■ Collected data
::::::::
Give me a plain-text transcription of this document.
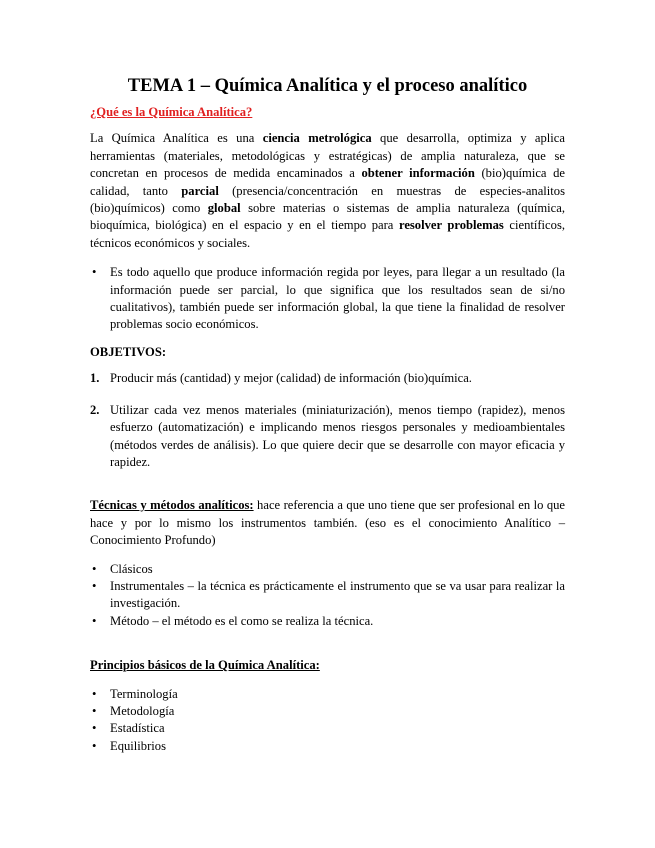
TEMA 1 – Química Analítica y el proceso analítico
¿Qué es la Química Analítica?

La Química Analítica es una ciencia metrológica que desarrolla, optimiza y aplica herramientas (materiales, metodológicas y estratégicas) de amplia naturaleza, que se concretan en procesos de medida encaminados a obtener información (bio)química de calidad, tanto parcial (presencia/concentración en muestras de especies-analitos (bio)químicos) como global sobre materias o sistemas de amplia naturaleza (química, bioquímica, biológica) en el espacio y en el tiempo para resolver problemas científicos, técnicos económicos y sociales.

• Es todo aquello que produce información regida por leyes, para llegar a un resultado (la información puede ser parcial, lo que significa que los resultados sean de si/no cualitativos), también puede ser información global, la que tiene la finalidad de resolver problemas socio económicos.
OBJETIVOS:
1. Producir más (cantidad) y mejor (calidad) de información (bio)química.
2. Utilizar cada vez menos materiales (miniaturización), menos tiempo (rapidez), menos esfuerzo (automatización) e implicando menos riesgos personales y medioambientales (métodos verdes de análisis). Lo que quiere decir que se desarrolle con mayor eficacia y rapidez.

Técnicas y métodos analíticos: hace referencia a que uno tiene que ser profesional en lo que hace y por lo mismo los instrumentos también. (eso es el conocimiento Analítico – Conocimiento Profundo)

• Clásicos
• Instrumentales – la técnica es prácticamente el instrumento que se va usar para realizar la investigación.
• Método – el método es el como se realiza la técnica.
Principios básicos de la Química Analítica:
• Terminología
• Metodología
• Estadística
• Equilibrios
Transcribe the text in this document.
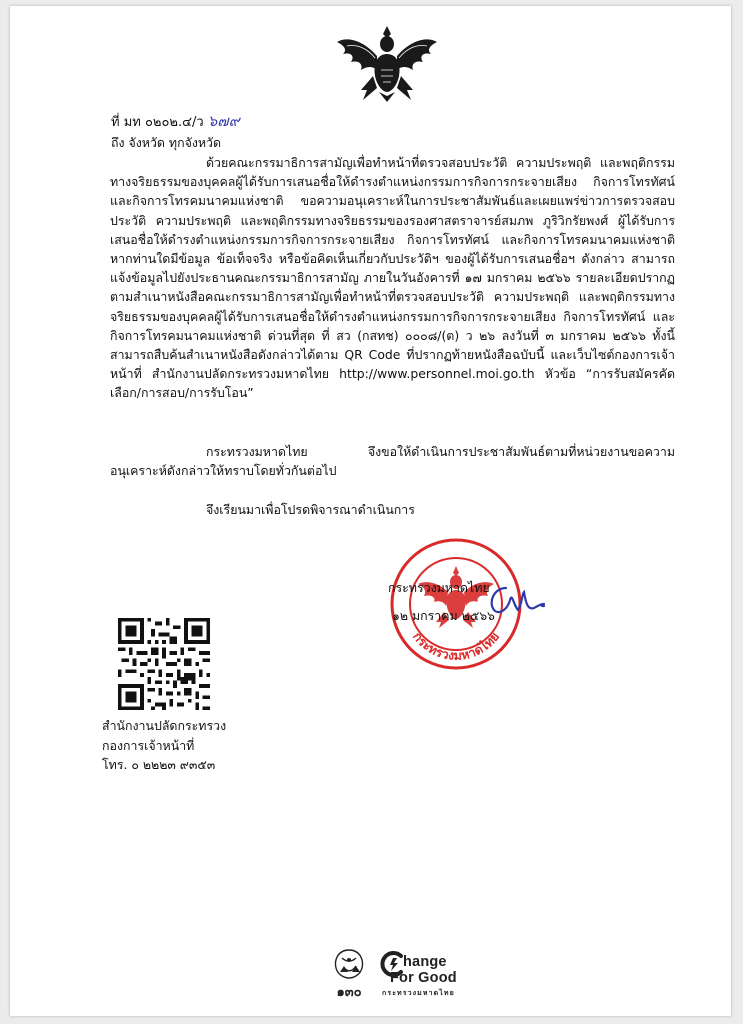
ที่ มท ๐๒๐๒.๔/ว ๖๗๙
ถึง จังหวัด ทุกจังหวัด
ด้วยคณะกรรมาธิการสามัญเพื่อทำหน้าที่ตรวจสอบประวัติ ความประพฤติ และพฤติกรรมทางจริยธรรมของบุคคลผู้ได้รับการเสนอชื่อให้ดำรงตำแหน่งกรรมการกิจการกระจายเสียง กิจการโทรทัศน์ และกิจการโทรคมนาคมแห่งชาติ ขอความอนุเคราะห์ในการประชาสัมพันธ์และเผยแพร่ข่าวการตรวจสอบประวัติ ความประพฤติ และพฤติกรรมทางจริยธรรมของรองศาสตราจารย์สมภพ ภูริวิกรัยพงศ์ ผู้ได้รับการเสนอชื่อให้ดำรงตำแหน่งกรรมการกิจการกระจายเสียง กิจการโทรทัศน์ และกิจการโทรคมนาคมแห่งชาติ หากท่านใดมีข้อมูล ข้อเท็จจริง หรือข้อคิดเห็นเกี่ยวกับประวัติฯ ของผู้ได้รับการเสนอชื่อฯ ดังกล่าว สามารถแจ้งข้อมูลไปยังประธานคณะกรรมาธิการสามัญ ภายในวันอังคารที่ ๑๗ มกราคม ๒๕๖๖ รายละเอียดปรากฏตามสำเนาหนังสือคณะกรรมาธิการสามัญเพื่อทำหน้าที่ตรวจสอบประวัติ ความประพฤติ และพฤติกรรมทางจริยธรรมของบุคคลผู้ได้รับการเสนอชื่อให้ดำรงตำแหน่งกรรมการกิจการกระจายเสียง กิจการโทรทัศน์ และกิจการโทรคมนาคมแห่งชาติ ด่วนที่สุด ที่ สว (กสทช) ๐๐๐๘/(ต) ว ๒๖ ลงวันที่ ๓ มกราคม ๒๕๖๖ ทั้งนี้ สามารถสืบค้นสำเนาหนังสือดังกล่าวได้ตาม QR Code ที่ปรากฏท้ายหนังสือฉบับนี้ และเว็บไซต์กองการเจ้าหน้าที่ สำนักงานปลัดกระทรวงมหาดไทย http://www.personnel.moi.go.th หัวข้อ “การรับสมัครคัดเลือก/การสอบ/การรับโอน”
กระทรวงมหาดไทย จึงขอให้ดำเนินการประชาสัมพันธ์ตามที่หน่วยงานขอความอนุเคราะห์ดังกล่าวให้ทราบโดยทั่วกันต่อไป
จึงเรียนมาเพื่อโปรดพิจารณาดำเนินการ
กระทรวงมหาดไทย
กระทรวงมหาดไทย
๑๒ มกราคม ๒๕๖๖
สำนักงานปลัดกระทรวง
กองการเจ้าหน้าที่
โทร. ๐ ๒๒๒๓ ๙๓๕๓
๑๓๐
hange
For Good
กระทรวงมหาดไทย
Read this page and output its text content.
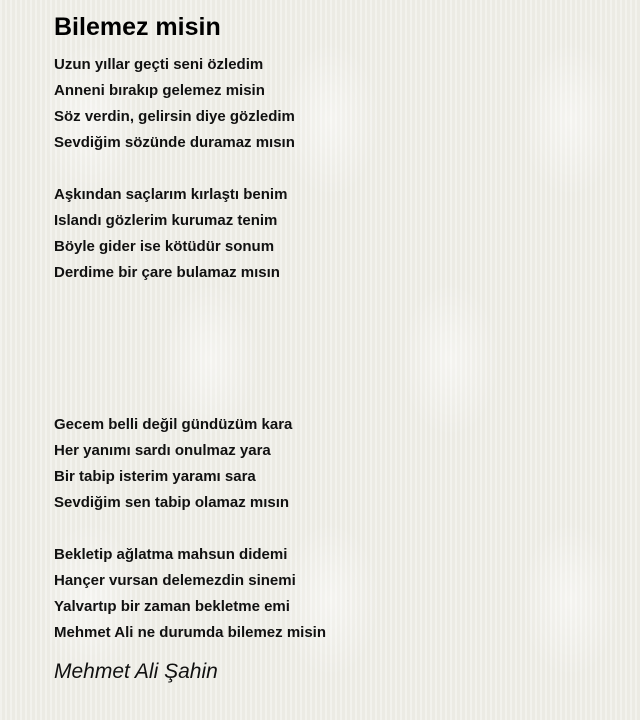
Bilemez misin
Uzun yıllar geçti seni özledim
Anneni bırakıp gelemez misin
Söz verdin, gelirsin diye gözledim
Sevdiğim sözünde duramaz mısın
Aşkından saçlarım kırlaştı benim
Islandı gözlerim kurumaz tenim
Böyle gider ise kötüdür sonum
Derdime bir çare bulamaz mısın
Gecem belli değil gündüzüm kara
Her yanımı sardı onulmaz yara
Bir tabip isterim yaramı sara
Sevdiğim sen tabip olamaz mısın
Bekletip ağlatma mahsun didemi
Hançer vursan delemezdin sinemi
Yalvartıp bir zaman bekletme emi
Mehmet Ali ne durumda bilemez misin
Mehmet Ali Şahin
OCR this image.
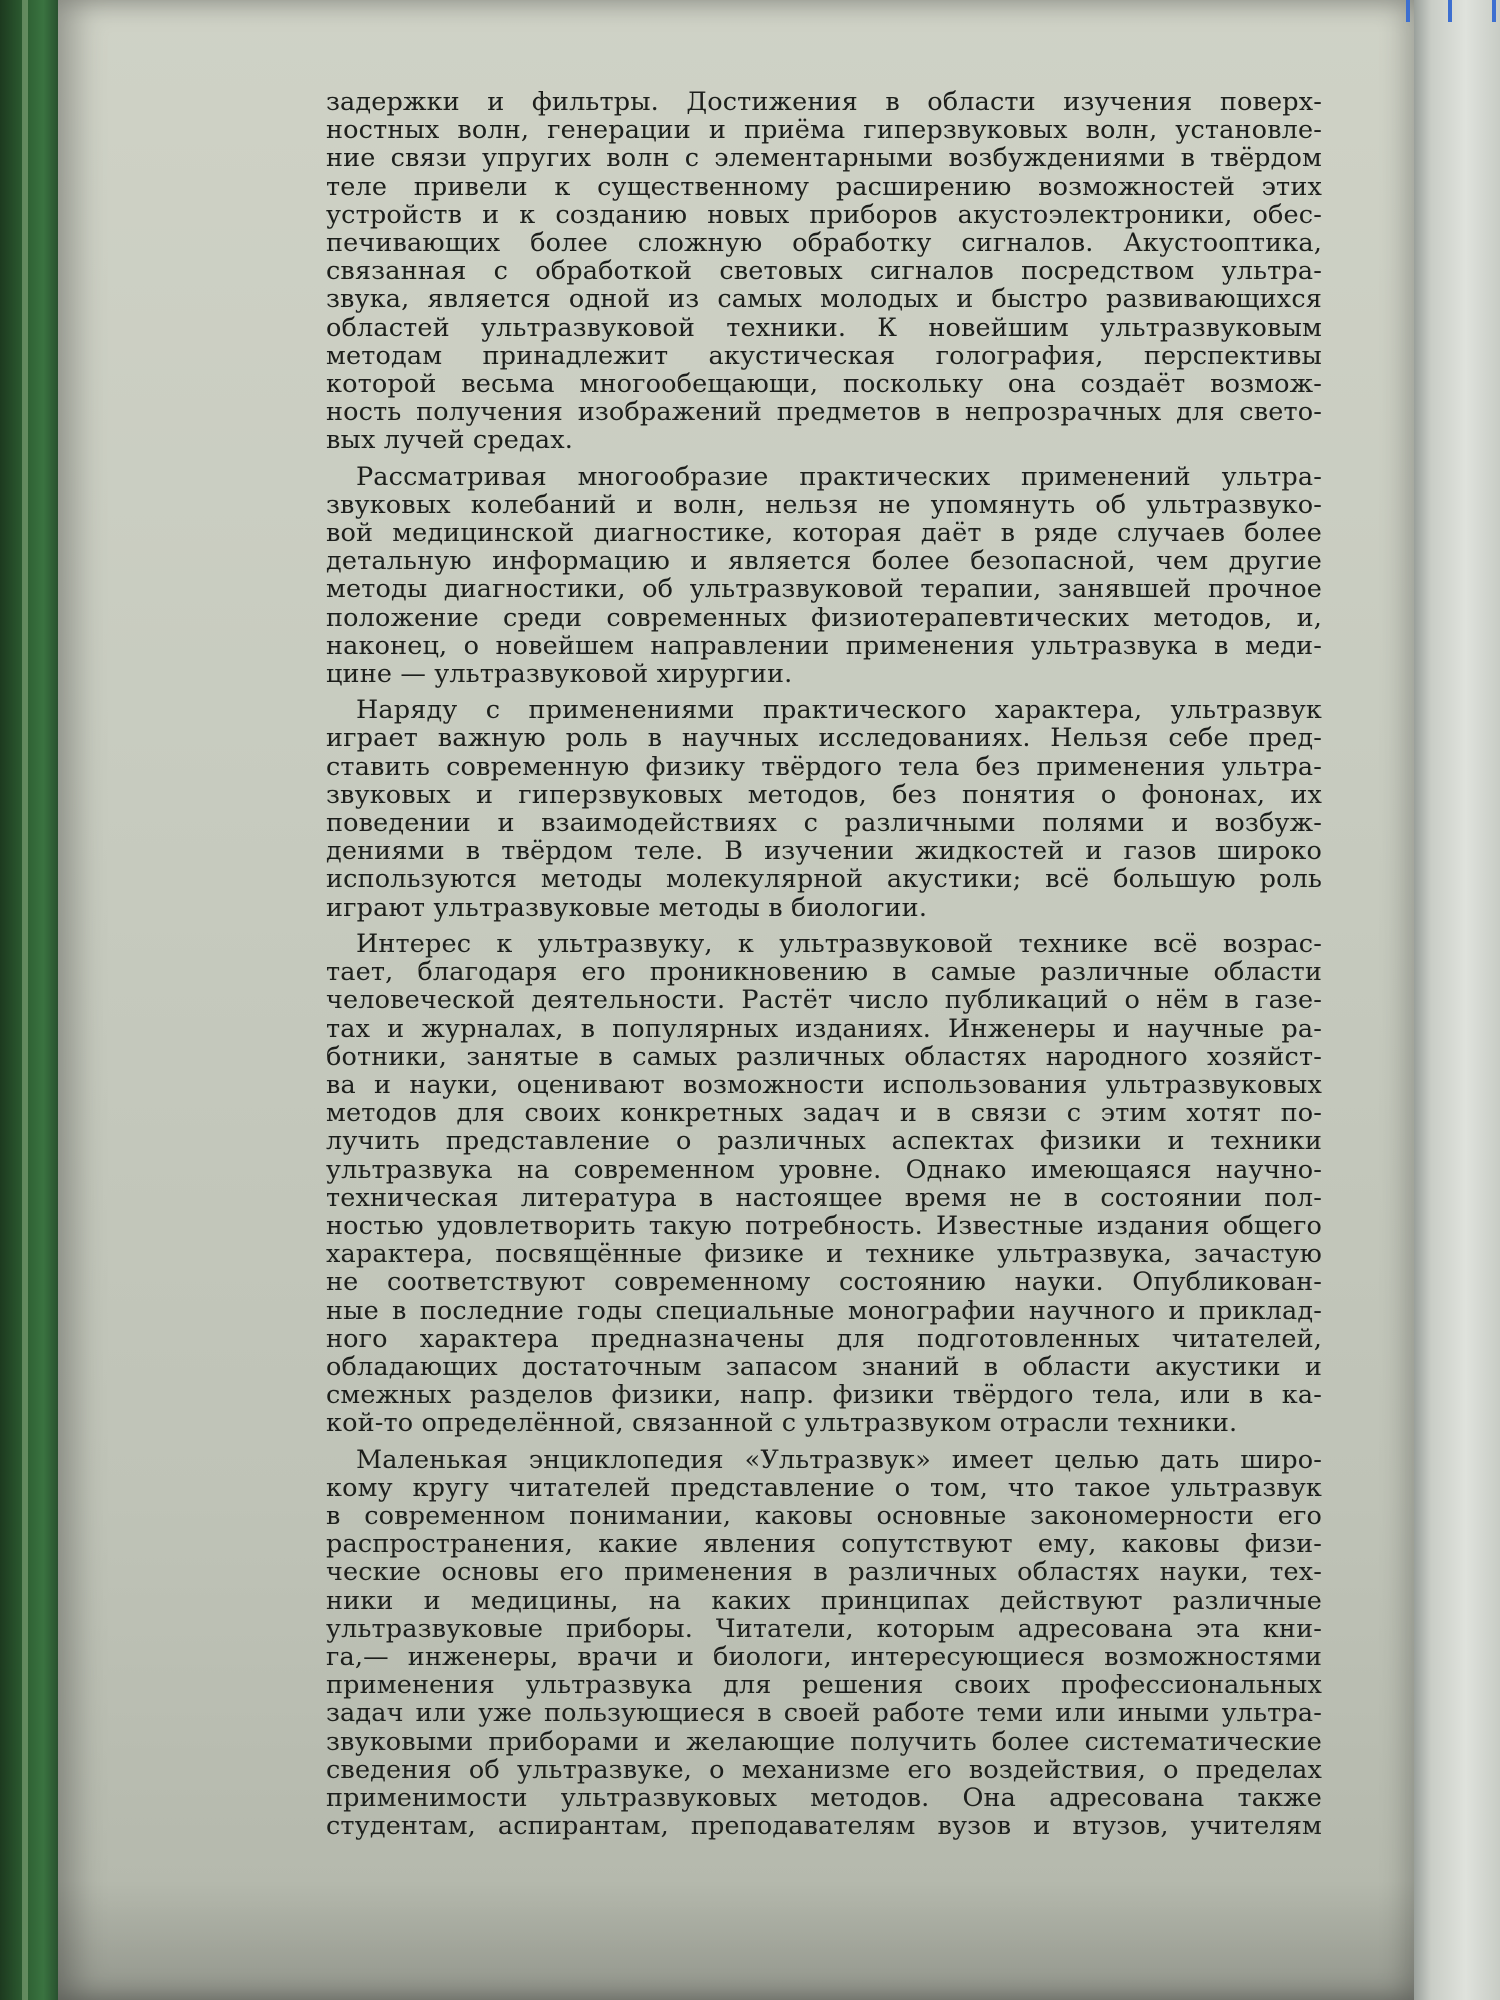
задержки и фильтры. Достижения в области изучения поверх-
ностных волн, генерации и приёма гиперзвуковых волн, установле-
ние связи упругих волн с элементарными возбуждениями в твёрдом
теле привели к существенному расширению возможностей этих
устройств и к созданию новых приборов акустоэлектроники, обес-
печивающих более сложную обработку сигналов. Акустооптика,
связанная с обработкой световых сигналов посредством ультра-
звука, является одной из самых молодых и быстро развивающихся
областей ультразвуковой техники. К новейшим ультразвуковым
методам принадлежит акустическая голография, перспективы
которой весьма многообещающи, поскольку она создаёт возмож-
ность получения изображений предметов в непрозрачных для свето-
вых лучей средах.
Рассматривая многообразие практических применений ультра-
звуковых колебаний и волн, нельзя не упомянуть об ультразвуко-
вой медицинской диагностике, которая даёт в ряде случаев более
детальную информацию и является более безопасной, чем другие
методы диагностики, об ультразвуковой терапии, занявшей прочное
положение среди современных физиотерапевтических методов, и,
наконец, о новейшем направлении применения ультразвука в меди-
цине — ультразвуковой хирургии.
Наряду с применениями практического характера, ультразвук
играет важную роль в научных исследованиях. Нельзя себе пред-
ставить современную физику твёрдого тела без применения ультра-
звуковых и гиперзвуковых методов, без понятия о фононах, их
поведении и взаимодействиях с различными полями и возбуж-
дениями в твёрдом теле. В изучении жидкостей и газов широко
используются методы молекулярной акустики; всё большую роль
играют ультразвуковые методы в биологии.
Интерес к ультразвуку, к ультразвуковой технике всё возрас-
тает, благодаря его проникновению в самые различные области
человеческой деятельности. Растёт число публикаций о нём в газе-
тах и журналах, в популярных изданиях. Инженеры и научные ра-
ботники, занятые в самых различных областях народного хозяйст-
ва и науки, оценивают возможности использования ультразвуковых
методов для своих конкретных задач и в связи с этим хотят по-
лучить представление о различных аспектах физики и техники
ультразвука на современном уровне. Однако имеющаяся научно-
техническая литература в настоящее время не в состоянии пол-
ностью удовлетворить такую потребность. Известные издания общего
характера, посвящённые физике и технике ультразвука, зачастую
не соответствуют современному состоянию науки. Опубликован-
ные в последние годы специальные монографии научного и приклад-
ного характера предназначены для подготовленных читателей,
обладающих достаточным запасом знаний в области акустики и
смежных разделов физики, напр. физики твёрдого тела, или в ка-
кой-то определённой, связанной с ультразвуком отрасли техники.
Маленькая энциклопедия «Ультразвук» имеет целью дать широ-
кому кругу читателей представление о том, что такое ультразвук
в современном понимании, каковы основные закономерности его
распространения, какие явления сопутствуют ему, каковы физи-
ческие основы его применения в различных областях науки, тех-
ники и медицины, на каких принципах действуют различные
ультразвуковые приборы. Читатели, которым адресована эта кни-
га,— инженеры, врачи и биологи, интересующиеся возможностями
применения ультразвука для решения своих профессиональных
задач или уже пользующиеся в своей работе теми или иными ультра-
звуковыми приборами и желающие получить более систематические
сведения об ультразвуке, о механизме его воздействия, о пределах
применимости ультразвуковых методов. Она адресована также
студентам, аспирантам, преподавателям вузов и втузов, учителям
::::::::
■ YOUR GOAL
Lines that hold the word "this" are the ones to return, every one of them.

■ RESPONSE
Give me a plain-text transcription of this document.
Transcribe the text in this document.
Read this page and output its text content.
OCR this image.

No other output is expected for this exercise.